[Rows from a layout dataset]
[BEGIN]

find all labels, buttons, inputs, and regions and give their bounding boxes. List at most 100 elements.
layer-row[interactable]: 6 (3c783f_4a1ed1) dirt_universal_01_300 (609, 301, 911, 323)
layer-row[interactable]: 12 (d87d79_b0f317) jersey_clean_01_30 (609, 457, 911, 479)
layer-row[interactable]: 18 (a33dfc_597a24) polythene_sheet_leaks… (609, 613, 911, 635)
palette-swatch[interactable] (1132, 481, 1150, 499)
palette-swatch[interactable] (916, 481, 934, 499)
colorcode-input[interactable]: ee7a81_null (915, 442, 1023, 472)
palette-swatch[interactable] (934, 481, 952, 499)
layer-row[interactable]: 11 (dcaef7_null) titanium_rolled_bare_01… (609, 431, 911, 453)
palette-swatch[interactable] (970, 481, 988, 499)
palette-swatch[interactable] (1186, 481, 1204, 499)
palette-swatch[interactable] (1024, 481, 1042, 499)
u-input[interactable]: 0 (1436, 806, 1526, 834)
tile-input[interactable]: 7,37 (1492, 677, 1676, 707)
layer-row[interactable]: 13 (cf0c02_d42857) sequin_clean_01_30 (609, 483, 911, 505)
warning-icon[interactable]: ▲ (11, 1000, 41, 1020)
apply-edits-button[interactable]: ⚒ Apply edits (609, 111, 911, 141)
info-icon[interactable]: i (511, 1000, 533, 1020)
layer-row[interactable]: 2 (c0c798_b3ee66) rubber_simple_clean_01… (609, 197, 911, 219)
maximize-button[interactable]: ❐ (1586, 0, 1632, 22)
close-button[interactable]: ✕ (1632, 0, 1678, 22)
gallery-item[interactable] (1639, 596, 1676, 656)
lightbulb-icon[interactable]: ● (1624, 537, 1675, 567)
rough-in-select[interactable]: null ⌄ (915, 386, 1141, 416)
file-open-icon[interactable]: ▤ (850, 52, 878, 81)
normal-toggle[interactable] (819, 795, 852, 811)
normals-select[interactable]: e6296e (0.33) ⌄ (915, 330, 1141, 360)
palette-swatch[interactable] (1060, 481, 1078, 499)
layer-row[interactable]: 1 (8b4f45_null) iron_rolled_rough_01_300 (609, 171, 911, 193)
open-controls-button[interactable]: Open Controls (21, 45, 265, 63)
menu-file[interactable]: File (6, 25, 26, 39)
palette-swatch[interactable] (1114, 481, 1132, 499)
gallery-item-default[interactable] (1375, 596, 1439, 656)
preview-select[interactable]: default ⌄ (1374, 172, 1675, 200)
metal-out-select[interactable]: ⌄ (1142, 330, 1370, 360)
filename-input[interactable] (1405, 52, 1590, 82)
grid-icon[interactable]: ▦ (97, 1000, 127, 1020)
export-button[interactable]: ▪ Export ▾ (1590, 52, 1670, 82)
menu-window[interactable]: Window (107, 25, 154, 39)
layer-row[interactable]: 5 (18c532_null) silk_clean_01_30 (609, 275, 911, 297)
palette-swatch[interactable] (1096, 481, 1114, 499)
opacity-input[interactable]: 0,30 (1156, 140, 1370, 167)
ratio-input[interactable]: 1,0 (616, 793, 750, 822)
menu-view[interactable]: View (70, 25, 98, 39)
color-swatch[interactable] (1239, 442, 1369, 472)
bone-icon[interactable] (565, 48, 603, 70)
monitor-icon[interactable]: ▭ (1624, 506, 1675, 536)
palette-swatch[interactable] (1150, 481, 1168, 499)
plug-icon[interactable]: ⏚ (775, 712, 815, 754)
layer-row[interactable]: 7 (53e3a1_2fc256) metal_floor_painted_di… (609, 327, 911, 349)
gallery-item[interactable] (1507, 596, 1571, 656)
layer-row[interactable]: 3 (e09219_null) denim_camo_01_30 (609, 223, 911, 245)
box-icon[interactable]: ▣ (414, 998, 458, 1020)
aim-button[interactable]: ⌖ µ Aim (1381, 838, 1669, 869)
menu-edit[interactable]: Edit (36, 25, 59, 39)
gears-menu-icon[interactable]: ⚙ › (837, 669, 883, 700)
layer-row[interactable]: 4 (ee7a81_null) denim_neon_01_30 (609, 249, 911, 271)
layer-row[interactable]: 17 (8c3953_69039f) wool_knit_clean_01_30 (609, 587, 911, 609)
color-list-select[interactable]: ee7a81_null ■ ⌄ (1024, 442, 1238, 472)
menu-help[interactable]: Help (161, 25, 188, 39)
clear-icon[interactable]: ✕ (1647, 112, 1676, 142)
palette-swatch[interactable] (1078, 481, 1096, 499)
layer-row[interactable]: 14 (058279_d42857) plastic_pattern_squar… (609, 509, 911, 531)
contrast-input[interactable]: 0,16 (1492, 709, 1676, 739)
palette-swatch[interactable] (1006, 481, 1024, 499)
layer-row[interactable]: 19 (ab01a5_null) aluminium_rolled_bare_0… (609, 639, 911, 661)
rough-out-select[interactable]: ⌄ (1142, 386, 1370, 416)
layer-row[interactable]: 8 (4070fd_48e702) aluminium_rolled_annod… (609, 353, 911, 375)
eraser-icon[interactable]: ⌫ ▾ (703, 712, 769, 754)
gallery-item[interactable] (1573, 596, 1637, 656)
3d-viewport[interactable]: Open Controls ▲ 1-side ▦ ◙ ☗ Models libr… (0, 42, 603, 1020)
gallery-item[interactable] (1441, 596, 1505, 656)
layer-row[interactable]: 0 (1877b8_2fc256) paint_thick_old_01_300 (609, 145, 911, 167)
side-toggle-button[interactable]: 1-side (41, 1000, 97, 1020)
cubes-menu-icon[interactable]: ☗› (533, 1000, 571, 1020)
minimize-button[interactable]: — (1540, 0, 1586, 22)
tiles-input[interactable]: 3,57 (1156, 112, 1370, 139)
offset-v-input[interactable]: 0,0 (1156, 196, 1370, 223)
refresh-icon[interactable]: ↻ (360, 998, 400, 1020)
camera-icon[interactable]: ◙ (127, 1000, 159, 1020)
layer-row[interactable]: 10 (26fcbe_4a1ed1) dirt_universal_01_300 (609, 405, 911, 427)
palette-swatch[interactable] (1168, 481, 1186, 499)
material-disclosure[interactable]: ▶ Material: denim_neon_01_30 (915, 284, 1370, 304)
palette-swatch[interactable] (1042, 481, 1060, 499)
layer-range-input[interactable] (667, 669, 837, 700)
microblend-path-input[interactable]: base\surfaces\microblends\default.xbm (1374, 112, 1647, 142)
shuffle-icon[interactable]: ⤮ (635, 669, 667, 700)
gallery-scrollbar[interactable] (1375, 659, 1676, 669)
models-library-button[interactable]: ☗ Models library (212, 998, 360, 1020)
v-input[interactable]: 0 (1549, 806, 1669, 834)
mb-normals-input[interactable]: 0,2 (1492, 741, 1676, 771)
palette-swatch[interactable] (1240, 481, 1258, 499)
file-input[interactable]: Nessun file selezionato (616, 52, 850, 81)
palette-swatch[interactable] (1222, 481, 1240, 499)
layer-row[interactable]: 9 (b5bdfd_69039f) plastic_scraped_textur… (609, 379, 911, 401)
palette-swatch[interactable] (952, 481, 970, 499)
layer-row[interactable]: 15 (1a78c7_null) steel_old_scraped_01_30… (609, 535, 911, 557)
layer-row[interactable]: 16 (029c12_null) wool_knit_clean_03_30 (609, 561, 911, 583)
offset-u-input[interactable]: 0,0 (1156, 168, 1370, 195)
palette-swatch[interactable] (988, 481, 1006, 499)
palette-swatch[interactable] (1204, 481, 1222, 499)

[END]

[EXERCISE BRIEF]
Copy out every line of the material above without changing anything.

[ANSWER BELOW]
find all labels, buttons, inputs, and regions and give their bounding boxes. List at most 100 elements.
layer-row[interactable]: 6 (3c783f_4a1ed1) dirt_universal_01_300 (609, 301, 911, 323)
layer-row[interactable]: 12 (d87d79_b0f317) jersey_clean_01_30 (609, 457, 911, 479)
layer-row[interactable]: 18 (a33dfc_597a24) polythene_sheet_leaks… (609, 613, 911, 635)
palette-swatch[interactable] (1132, 481, 1150, 499)
palette-swatch[interactable] (916, 481, 934, 499)
colorcode-input[interactable]: ee7a81_null (915, 442, 1023, 472)
palette-swatch[interactable] (934, 481, 952, 499)
layer-row[interactable]: 11 (dcaef7_null) titanium_rolled_bare_01… (609, 431, 911, 453)
palette-swatch[interactable] (970, 481, 988, 499)
palette-swatch[interactable] (1186, 481, 1204, 499)
palette-swatch[interactable] (1024, 481, 1042, 499)
u-input[interactable]: 0 (1436, 806, 1526, 834)
tile-input[interactable]: 7,37 (1492, 677, 1676, 707)
layer-row[interactable]: 13 (cf0c02_d42857) sequin_clean_01_30 (609, 483, 911, 505)
warning-icon[interactable]: ▲ (11, 1000, 41, 1020)
apply-edits-button[interactable]: ⚒ Apply edits (609, 111, 911, 141)
info-icon[interactable]: i (511, 1000, 533, 1020)
layer-row[interactable]: 2 (c0c798_b3ee66) rubber_simple_clean_01… (609, 197, 911, 219)
maximize-button[interactable]: ❐ (1586, 0, 1632, 22)
close-button[interactable]: ✕ (1632, 0, 1678, 22)
gallery-item[interactable] (1639, 596, 1676, 656)
lightbulb-icon[interactable]: ● (1624, 537, 1675, 567)
rough-in-select[interactable]: null ⌄ (915, 386, 1141, 416)
file-open-icon[interactable]: ▤ (850, 52, 878, 81)
normal-toggle[interactable] (819, 795, 852, 811)
normals-select[interactable]: e6296e (0.33) ⌄ (915, 330, 1141, 360)
palette-swatch[interactable] (1060, 481, 1078, 499)
layer-row[interactable]: 1 (8b4f45_null) iron_rolled_rough_01_300 (609, 171, 911, 193)
open-controls-button[interactable]: Open Controls (21, 45, 265, 63)
menu-file[interactable]: File (6, 25, 26, 39)
palette-swatch[interactable] (1114, 481, 1132, 499)
gallery-item-default[interactable] (1375, 596, 1439, 656)
preview-select[interactable]: default ⌄ (1374, 172, 1675, 200)
metal-out-select[interactable]: ⌄ (1142, 330, 1370, 360)
filename-input[interactable] (1405, 52, 1590, 82)
grid-icon[interactable]: ▦ (97, 1000, 127, 1020)
export-button[interactable]: ▪ Export ▾ (1590, 52, 1670, 82)
menu-window[interactable]: Window (107, 25, 154, 39)
layer-row[interactable]: 5 (18c532_null) silk_clean_01_30 (609, 275, 911, 297)
palette-swatch[interactable] (1096, 481, 1114, 499)
opacity-input[interactable]: 0,30 (1156, 140, 1370, 167)
ratio-input[interactable]: 1,0 (616, 793, 750, 822)
menu-view[interactable]: View (70, 25, 98, 39)
color-swatch[interactable] (1239, 442, 1369, 472)
bone-icon[interactable] (565, 48, 603, 70)
monitor-icon[interactable]: ▭ (1624, 506, 1675, 536)
palette-swatch[interactable] (1150, 481, 1168, 499)
plug-icon[interactable]: ⏚ (775, 712, 815, 754)
layer-row[interactable]: 7 (53e3a1_2fc256) metal_floor_painted_di… (609, 327, 911, 349)
gallery-item[interactable] (1507, 596, 1571, 656)
layer-row[interactable]: 3 (e09219_null) denim_camo_01_30 (609, 223, 911, 245)
box-icon[interactable]: ▣ (414, 998, 458, 1020)
aim-button[interactable]: ⌖ µ Aim (1381, 838, 1669, 869)
menu-edit[interactable]: Edit (36, 25, 59, 39)
gears-menu-icon[interactable]: ⚙ › (837, 669, 883, 700)
layer-row[interactable]: 4 (ee7a81_null) denim_neon_01_30 (609, 249, 911, 271)
layer-row[interactable]: 17 (8c3953_69039f) wool_knit_clean_01_30 (609, 587, 911, 609)
color-list-select[interactable]: ee7a81_null ■ ⌄ (1024, 442, 1238, 472)
menu-help[interactable]: Help (161, 25, 188, 39)
clear-icon[interactable]: ✕ (1647, 112, 1676, 142)
palette-swatch[interactable] (1078, 481, 1096, 499)
layer-row[interactable]: 14 (058279_d42857) plastic_pattern_squar… (609, 509, 911, 531)
contrast-input[interactable]: 0,16 (1492, 709, 1676, 739)
palette-swatch[interactable] (1006, 481, 1024, 499)
layer-row[interactable]: 19 (ab01a5_null) aluminium_rolled_bare_0… (609, 639, 911, 661)
rough-out-select[interactable]: ⌄ (1142, 386, 1370, 416)
layer-row[interactable]: 8 (4070fd_48e702) aluminium_rolled_annod… (609, 353, 911, 375)
eraser-icon[interactable]: ⌫ ▾ (703, 712, 769, 754)
gallery-item[interactable] (1573, 596, 1637, 656)
3d-viewport[interactable]: Open Controls ▲ 1-side ▦ ◙ ☗ Models libr… (0, 42, 603, 1020)
gallery-item[interactable] (1441, 596, 1505, 656)
layer-row[interactable]: 0 (1877b8_2fc256) paint_thick_old_01_300 (609, 145, 911, 167)
side-toggle-button[interactable]: 1-side (41, 1000, 97, 1020)
cubes-menu-icon[interactable]: ☗› (533, 1000, 571, 1020)
minimize-button[interactable]: — (1540, 0, 1586, 22)
tiles-input[interactable]: 3,57 (1156, 112, 1370, 139)
offset-v-input[interactable]: 0,0 (1156, 196, 1370, 223)
refresh-icon[interactable]: ↻ (360, 998, 400, 1020)
camera-icon[interactable]: ◙ (127, 1000, 159, 1020)
layer-row[interactable]: 10 (26fcbe_4a1ed1) dirt_universal_01_300 (609, 405, 911, 427)
palette-swatch[interactable] (1168, 481, 1186, 499)
material-disclosure[interactable]: ▶ Material: denim_neon_01_30 (915, 284, 1370, 304)
palette-swatch[interactable] (1042, 481, 1060, 499)
layer-range-input[interactable] (667, 669, 837, 700)
microblend-path-input[interactable]: base\surfaces\microblends\default.xbm (1374, 112, 1647, 142)
shuffle-icon[interactable]: ⤮ (635, 669, 667, 700)
gallery-scrollbar[interactable] (1375, 659, 1676, 669)
models-library-button[interactable]: ☗ Models library (212, 998, 360, 1020)
v-input[interactable]: 0 (1549, 806, 1669, 834)
mb-normals-input[interactable]: 0,2 (1492, 741, 1676, 771)
palette-swatch[interactable] (1240, 481, 1258, 499)
file-input[interactable]: Nessun file selezionato (616, 52, 850, 81)
palette-swatch[interactable] (1222, 481, 1240, 499)
layer-row[interactable]: 9 (b5bdfd_69039f) plastic_scraped_textur… (609, 379, 911, 401)
palette-swatch[interactable] (952, 481, 970, 499)
layer-row[interactable]: 15 (1a78c7_null) steel_old_scraped_01_30… (609, 535, 911, 557)
layer-row[interactable]: 16 (029c12_null) wool_knit_clean_03_30 (609, 561, 911, 583)
offset-u-input[interactable]: 0,0 (1156, 168, 1370, 195)
palette-swatch[interactable] (988, 481, 1006, 499)
palette-swatch[interactable] (1204, 481, 1222, 499)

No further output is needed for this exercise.